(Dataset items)
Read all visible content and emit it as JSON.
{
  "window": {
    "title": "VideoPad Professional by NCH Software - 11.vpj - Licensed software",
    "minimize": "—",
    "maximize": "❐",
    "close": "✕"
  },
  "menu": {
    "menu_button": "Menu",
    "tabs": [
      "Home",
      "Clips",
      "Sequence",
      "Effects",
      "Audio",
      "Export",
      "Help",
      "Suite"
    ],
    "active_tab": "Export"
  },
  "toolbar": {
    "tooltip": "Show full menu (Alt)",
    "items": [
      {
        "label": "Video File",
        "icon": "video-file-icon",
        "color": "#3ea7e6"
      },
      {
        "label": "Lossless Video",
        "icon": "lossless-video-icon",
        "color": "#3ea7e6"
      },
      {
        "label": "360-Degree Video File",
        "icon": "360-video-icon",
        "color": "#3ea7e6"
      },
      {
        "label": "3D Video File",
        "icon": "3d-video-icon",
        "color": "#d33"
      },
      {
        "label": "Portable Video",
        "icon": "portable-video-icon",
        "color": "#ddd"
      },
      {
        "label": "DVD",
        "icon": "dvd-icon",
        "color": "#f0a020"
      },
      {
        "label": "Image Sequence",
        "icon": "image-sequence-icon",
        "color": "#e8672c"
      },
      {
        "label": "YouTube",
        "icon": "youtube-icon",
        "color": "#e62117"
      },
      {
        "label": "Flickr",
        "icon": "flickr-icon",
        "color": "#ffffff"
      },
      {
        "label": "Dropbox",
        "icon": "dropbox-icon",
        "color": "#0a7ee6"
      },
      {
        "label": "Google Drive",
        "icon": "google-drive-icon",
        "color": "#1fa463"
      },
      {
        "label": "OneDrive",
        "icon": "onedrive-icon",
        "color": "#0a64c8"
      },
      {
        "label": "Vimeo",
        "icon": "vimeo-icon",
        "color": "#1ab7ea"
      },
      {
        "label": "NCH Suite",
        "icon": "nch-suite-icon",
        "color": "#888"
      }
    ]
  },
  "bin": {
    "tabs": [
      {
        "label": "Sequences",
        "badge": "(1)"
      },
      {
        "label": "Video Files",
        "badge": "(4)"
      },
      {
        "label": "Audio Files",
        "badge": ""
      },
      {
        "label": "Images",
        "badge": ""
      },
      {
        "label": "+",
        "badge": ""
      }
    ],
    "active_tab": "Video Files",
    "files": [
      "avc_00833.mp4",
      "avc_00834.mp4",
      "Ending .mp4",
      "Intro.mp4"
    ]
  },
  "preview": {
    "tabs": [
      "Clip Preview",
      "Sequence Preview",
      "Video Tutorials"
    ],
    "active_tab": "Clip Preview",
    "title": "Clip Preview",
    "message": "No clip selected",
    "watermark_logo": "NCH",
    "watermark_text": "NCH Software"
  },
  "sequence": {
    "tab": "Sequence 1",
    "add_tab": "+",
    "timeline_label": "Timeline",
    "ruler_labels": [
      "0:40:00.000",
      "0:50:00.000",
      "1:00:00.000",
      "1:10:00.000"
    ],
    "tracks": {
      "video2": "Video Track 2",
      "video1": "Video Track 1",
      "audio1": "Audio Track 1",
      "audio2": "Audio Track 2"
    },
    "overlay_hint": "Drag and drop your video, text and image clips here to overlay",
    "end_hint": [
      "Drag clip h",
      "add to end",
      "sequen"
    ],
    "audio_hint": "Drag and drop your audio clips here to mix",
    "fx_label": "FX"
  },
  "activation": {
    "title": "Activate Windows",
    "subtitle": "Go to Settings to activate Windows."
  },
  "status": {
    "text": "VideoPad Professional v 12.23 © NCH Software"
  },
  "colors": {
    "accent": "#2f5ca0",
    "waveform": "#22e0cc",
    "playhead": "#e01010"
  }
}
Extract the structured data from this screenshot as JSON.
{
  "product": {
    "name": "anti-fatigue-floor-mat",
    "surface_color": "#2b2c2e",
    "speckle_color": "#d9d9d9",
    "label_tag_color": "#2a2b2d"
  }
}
--
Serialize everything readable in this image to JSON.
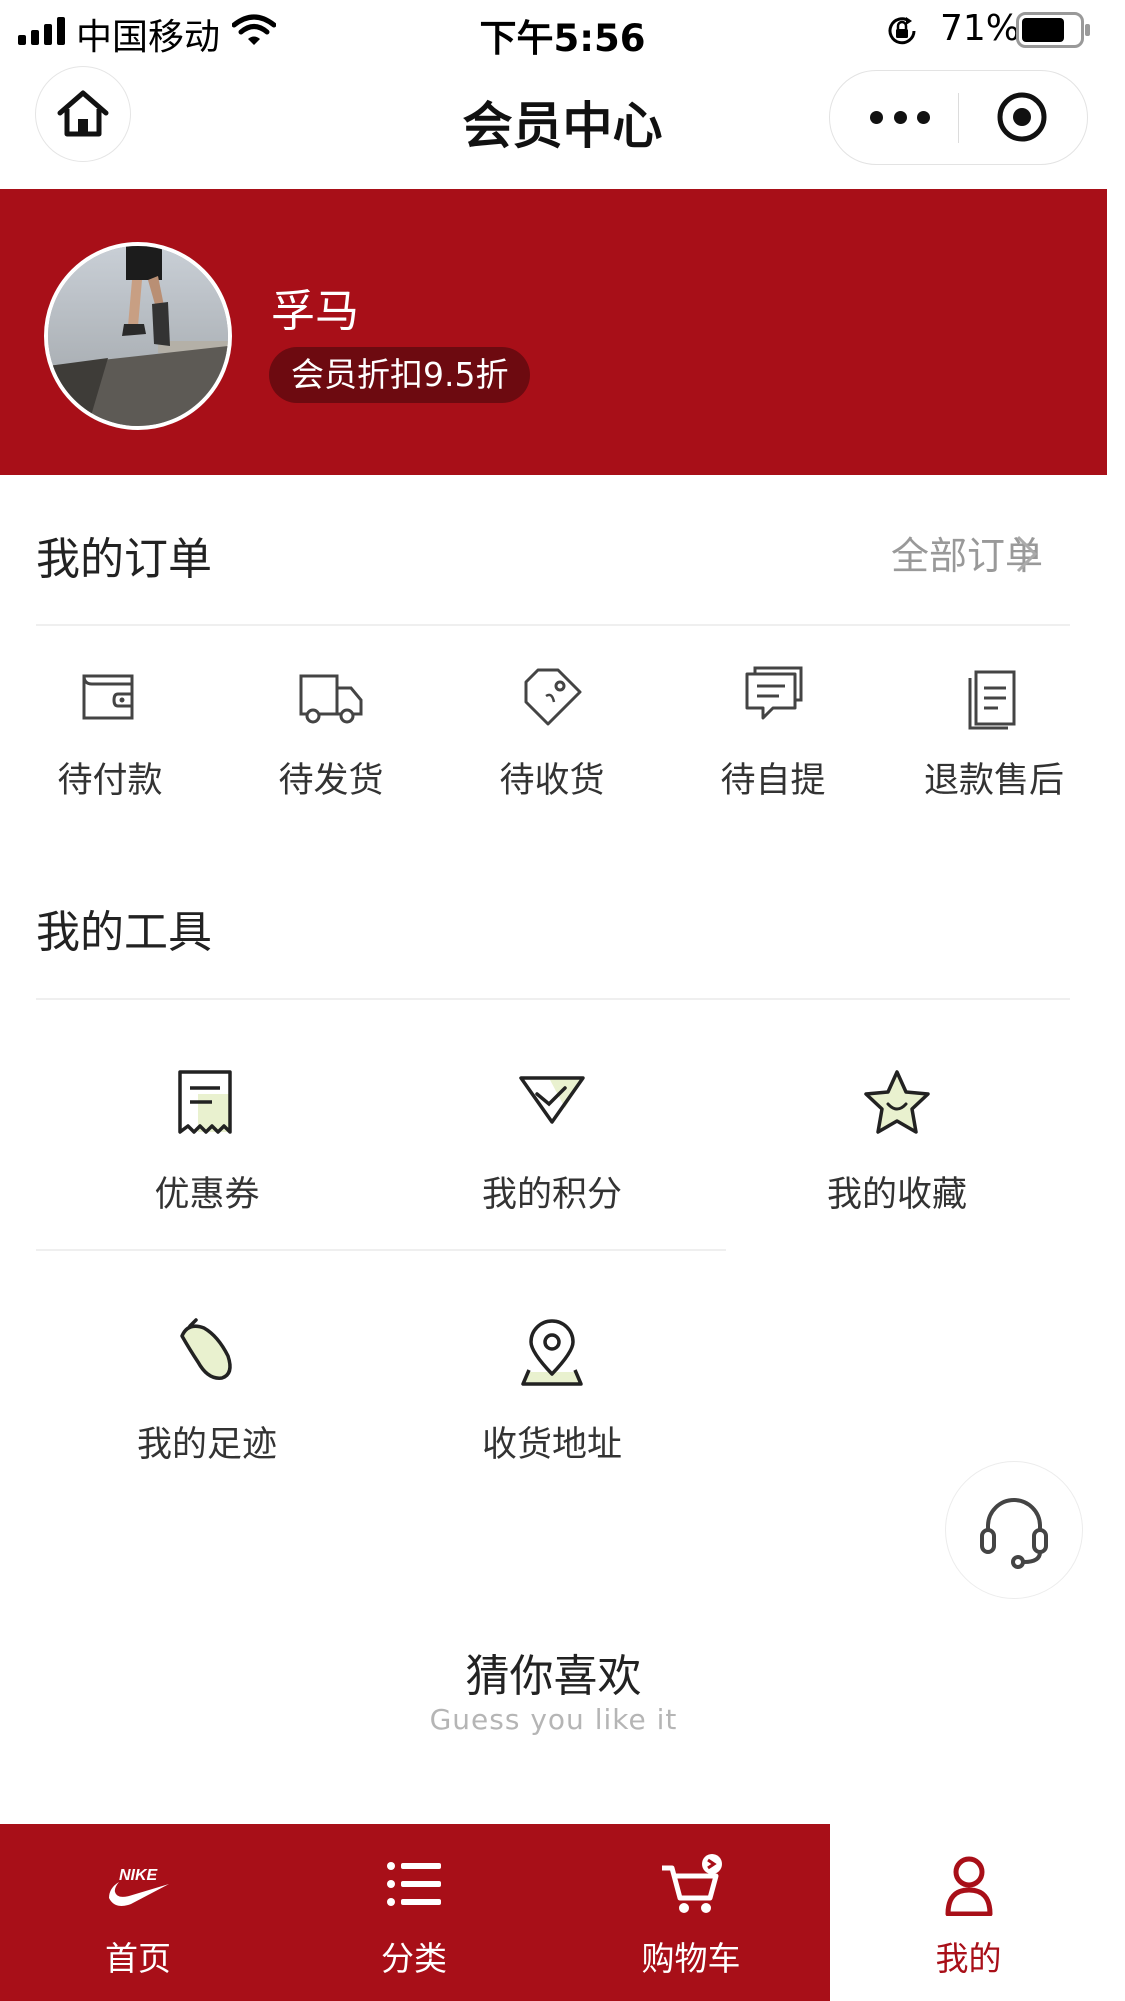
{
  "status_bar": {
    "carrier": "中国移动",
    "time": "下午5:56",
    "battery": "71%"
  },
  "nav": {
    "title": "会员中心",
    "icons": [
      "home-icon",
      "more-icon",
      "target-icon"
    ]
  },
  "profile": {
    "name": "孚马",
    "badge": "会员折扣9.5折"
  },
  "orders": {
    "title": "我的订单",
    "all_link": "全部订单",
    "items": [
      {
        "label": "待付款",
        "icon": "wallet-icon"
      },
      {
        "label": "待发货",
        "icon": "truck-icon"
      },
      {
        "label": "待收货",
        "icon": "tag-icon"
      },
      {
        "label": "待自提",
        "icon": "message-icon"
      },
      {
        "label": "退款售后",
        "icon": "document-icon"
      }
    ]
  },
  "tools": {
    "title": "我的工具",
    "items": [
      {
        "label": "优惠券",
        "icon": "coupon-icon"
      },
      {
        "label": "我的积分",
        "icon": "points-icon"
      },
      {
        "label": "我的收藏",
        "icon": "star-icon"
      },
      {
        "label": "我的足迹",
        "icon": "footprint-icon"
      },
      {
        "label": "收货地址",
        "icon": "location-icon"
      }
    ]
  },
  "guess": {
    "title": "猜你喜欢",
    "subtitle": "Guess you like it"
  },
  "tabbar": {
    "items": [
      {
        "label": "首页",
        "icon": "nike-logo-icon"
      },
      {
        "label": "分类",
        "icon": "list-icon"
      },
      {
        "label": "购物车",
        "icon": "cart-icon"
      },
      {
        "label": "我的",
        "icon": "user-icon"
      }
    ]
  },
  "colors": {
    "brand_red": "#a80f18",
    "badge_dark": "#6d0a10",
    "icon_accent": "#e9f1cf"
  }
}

## REQUIRED TASK
Give only a number: how many lines of the data hold the string "subtitle"?

## TASK SOLUTION
2